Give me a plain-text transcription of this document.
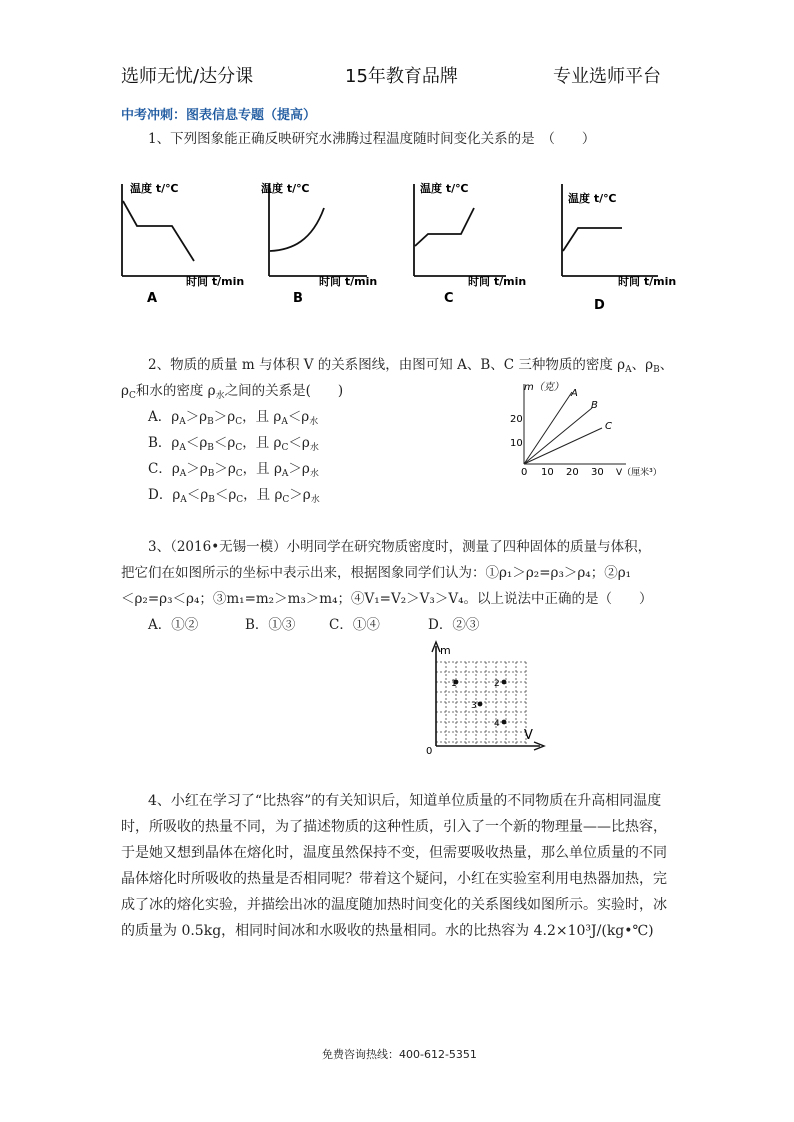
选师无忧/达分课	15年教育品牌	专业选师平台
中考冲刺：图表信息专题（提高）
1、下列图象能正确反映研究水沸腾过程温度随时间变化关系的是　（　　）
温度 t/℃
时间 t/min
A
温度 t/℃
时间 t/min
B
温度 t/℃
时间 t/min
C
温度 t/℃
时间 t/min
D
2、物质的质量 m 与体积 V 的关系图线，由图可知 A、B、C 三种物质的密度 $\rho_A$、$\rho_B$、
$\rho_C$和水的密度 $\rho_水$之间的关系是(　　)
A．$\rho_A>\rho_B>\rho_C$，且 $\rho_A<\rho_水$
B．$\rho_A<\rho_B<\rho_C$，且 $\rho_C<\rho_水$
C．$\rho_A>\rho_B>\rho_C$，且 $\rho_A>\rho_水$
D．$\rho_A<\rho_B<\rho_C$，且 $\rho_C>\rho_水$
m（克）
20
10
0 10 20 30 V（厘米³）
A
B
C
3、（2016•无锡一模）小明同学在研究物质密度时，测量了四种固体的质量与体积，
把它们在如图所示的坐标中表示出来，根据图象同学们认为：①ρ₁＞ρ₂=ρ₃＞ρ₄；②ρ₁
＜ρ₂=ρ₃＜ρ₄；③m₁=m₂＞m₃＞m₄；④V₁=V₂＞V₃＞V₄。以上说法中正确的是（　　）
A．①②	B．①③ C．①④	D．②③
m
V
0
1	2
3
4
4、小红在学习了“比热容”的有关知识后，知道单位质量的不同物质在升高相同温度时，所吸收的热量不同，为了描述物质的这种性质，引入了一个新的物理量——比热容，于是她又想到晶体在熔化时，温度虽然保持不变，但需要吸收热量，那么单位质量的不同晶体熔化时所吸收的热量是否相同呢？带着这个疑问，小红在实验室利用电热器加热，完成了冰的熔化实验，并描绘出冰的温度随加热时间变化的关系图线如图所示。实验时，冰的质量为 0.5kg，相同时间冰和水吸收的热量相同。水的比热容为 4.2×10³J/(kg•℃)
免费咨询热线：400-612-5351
::::::::::
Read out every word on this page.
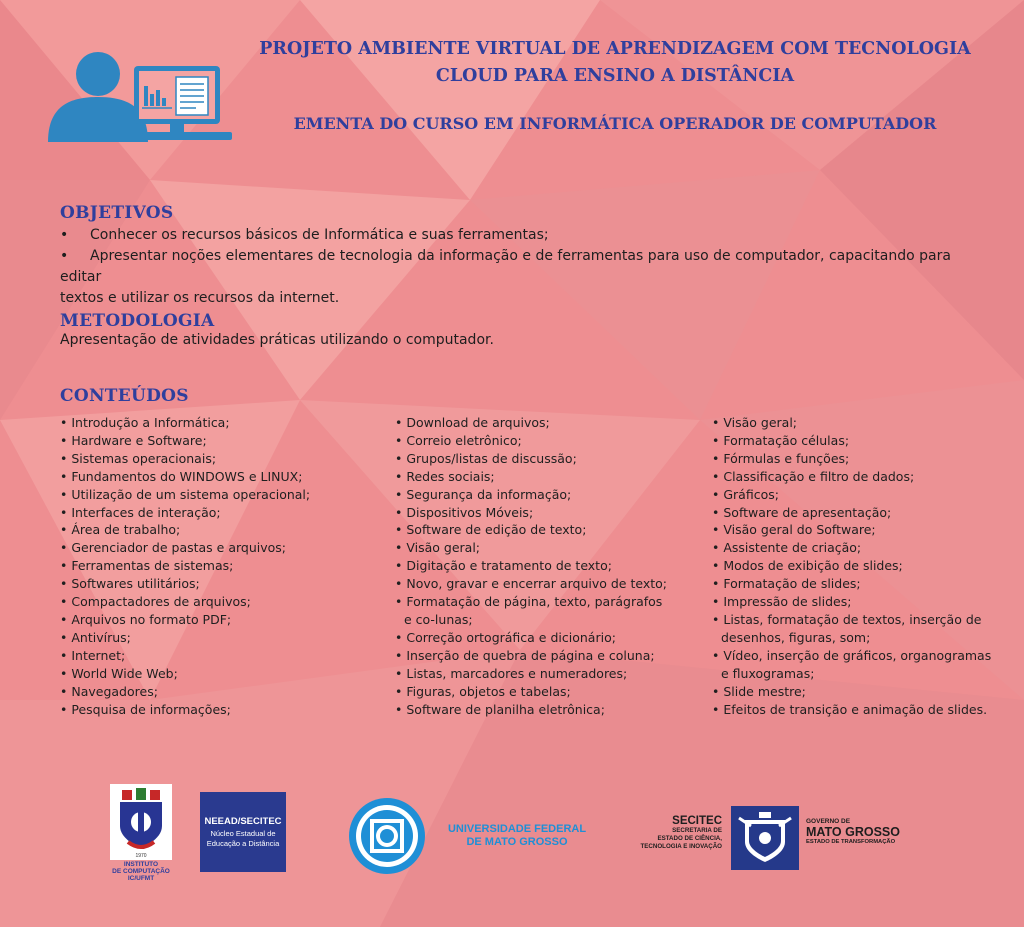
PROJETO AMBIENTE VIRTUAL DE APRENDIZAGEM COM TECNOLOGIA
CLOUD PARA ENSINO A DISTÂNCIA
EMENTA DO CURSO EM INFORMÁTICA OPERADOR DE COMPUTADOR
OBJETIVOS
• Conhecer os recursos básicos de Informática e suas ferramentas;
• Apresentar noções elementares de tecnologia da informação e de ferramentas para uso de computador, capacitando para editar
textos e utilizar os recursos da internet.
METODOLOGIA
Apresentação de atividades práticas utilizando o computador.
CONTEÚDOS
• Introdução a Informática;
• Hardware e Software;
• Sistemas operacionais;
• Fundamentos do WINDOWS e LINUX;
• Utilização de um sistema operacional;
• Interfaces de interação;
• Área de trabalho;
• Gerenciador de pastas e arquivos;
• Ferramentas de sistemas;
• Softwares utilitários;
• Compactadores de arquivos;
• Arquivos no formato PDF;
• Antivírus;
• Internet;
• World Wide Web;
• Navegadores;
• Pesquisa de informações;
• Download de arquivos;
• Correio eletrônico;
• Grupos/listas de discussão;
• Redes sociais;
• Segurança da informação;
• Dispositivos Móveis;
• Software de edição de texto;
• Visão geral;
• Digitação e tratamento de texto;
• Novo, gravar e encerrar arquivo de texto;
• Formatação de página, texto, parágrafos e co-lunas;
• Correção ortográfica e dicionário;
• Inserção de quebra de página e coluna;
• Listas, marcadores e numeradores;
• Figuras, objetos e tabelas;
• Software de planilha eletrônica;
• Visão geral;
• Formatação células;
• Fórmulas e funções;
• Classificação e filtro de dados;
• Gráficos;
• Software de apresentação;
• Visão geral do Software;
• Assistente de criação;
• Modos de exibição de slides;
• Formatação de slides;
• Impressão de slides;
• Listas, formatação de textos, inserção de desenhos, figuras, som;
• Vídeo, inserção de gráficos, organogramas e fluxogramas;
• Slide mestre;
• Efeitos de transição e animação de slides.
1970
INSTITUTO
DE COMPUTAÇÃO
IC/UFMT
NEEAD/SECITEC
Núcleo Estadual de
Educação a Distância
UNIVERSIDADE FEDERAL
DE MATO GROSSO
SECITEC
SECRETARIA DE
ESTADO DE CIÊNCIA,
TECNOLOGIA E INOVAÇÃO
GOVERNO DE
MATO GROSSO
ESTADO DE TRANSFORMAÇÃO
::::::::::
AIM » Spot every line that holds "informação" and copy it.

EXERCISE OUTPUT »
• Apresentar noções elementares de tecnologia da informação e de ferramentas para uso de computador, capacitando para editar
• Segurança da informação;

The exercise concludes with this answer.